Goal of the exercise — Of all the lines in the records below, how many hold the word "Province"? Give the number alone.

** BEGIN **

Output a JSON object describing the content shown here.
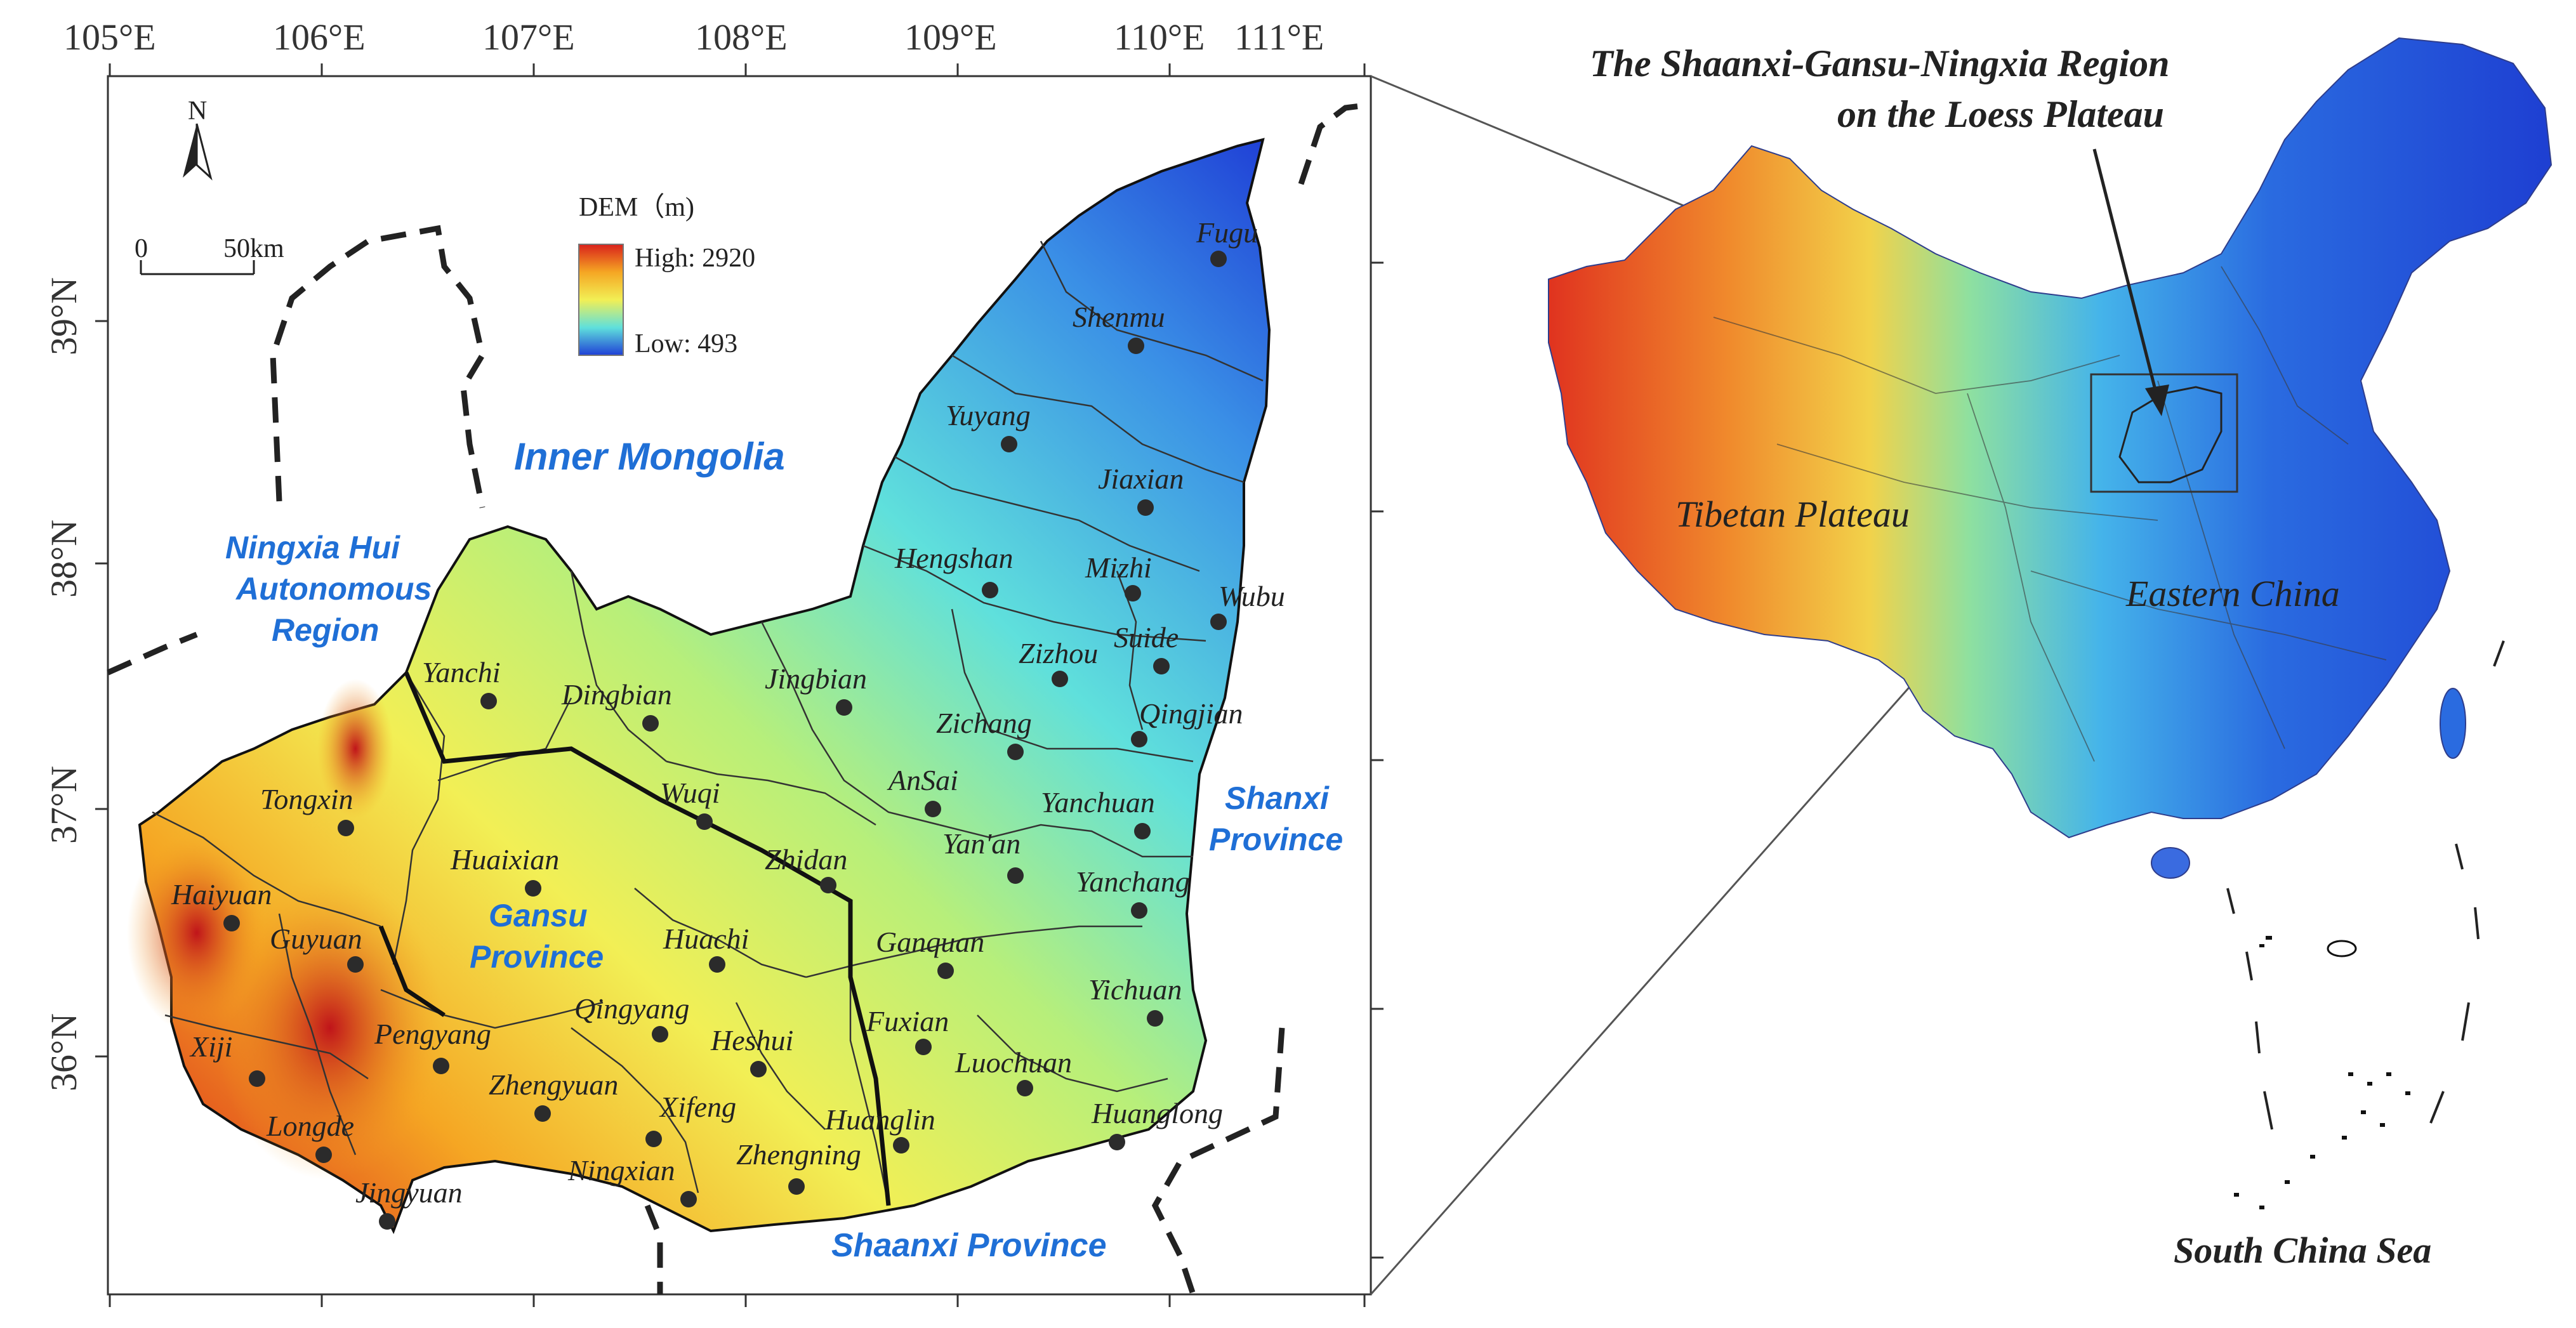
{
  "colors": {
    "dem_high": "#d9211b",
    "dem_mid_high": "#f5a623",
    "dem_mid": "#f2ef55",
    "dem_mid_low": "#5fe0dc",
    "dem_low": "#1f3fd6",
    "region_label": "#1f6fd6"
  },
  "axes": {
    "longitude_labels": [
      "105°E",
      "106°E",
      "107°E",
      "108°E",
      "109°E",
      "110°E",
      "111°E"
    ],
    "latitude_labels": [
      "39°N",
      "38°N",
      "37°N",
      "36°N"
    ]
  },
  "north_arrow": {
    "label": "N"
  },
  "scale_bar": {
    "start": "0",
    "end": "50km"
  },
  "legend": {
    "title": "DEM（m)",
    "high_label": "High: 2920",
    "low_label": "Low:   493"
  },
  "regions": {
    "inner_mongolia": "Inner Mongolia",
    "ningxia_line1": "Ningxia Hui",
    "ningxia_line2": "Autonomous",
    "ningxia_line3": "Region",
    "shanxi_line1": "Shanxi",
    "shanxi_line2": "Province",
    "gansu_line1": "Gansu",
    "gansu_line2": "Province",
    "shaanxi": "Shaanxi Province"
  },
  "places": [
    "Fugu",
    "Shenmu",
    "Yuyang",
    "Jiaxian",
    "Hengshan",
    "Mizhi",
    "Wubu",
    "Suide",
    "Zizhou",
    "Qingjian",
    "Zichang",
    "Jingbian",
    "Dingbian",
    "Yanchi",
    "Wuqi",
    "AnSai",
    "Yanchuan",
    "Yan'an",
    "Yanchang",
    "Zhidan",
    "Tongxin",
    "Huaixian",
    "Haiyuan",
    "Guyuan",
    "Huachi",
    "Ganquan",
    "Yichuan",
    "Qingyang",
    "Fuxian",
    "Xiji",
    "Pengyang",
    "Heshui",
    "Luochuan",
    "Zhengyuan",
    "Xifeng",
    "Huanglin",
    "Huanglong",
    "Longde",
    "Ningxian",
    "Zhengning",
    "Jingyuan"
  ],
  "inset": {
    "title_line1": "The Shaanxi-Gansu-Ningxia Region",
    "title_line2": "on the Loess  Plateau",
    "tibetan": "Tibetan  Plateau",
    "eastern": "Eastern  China",
    "south_sea": "South China Sea"
  }
}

** END **

Final answer — 3